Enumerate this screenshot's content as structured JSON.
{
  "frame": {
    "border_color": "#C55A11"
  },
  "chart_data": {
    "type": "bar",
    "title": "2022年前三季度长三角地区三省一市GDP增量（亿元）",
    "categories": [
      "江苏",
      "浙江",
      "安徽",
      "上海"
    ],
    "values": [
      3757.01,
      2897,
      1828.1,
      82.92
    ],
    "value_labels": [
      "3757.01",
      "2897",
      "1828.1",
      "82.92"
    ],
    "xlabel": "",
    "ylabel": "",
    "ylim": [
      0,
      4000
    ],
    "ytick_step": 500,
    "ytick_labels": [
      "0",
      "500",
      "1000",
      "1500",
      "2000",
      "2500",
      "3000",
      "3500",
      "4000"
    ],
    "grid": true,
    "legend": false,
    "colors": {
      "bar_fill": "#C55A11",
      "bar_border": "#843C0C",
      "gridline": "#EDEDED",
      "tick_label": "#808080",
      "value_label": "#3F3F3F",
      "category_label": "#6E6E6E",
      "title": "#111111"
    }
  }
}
+++
**Goal of the exercise:** Your answer should be a single number: the count of lines holding the word "title".

**Reply to the task:** 2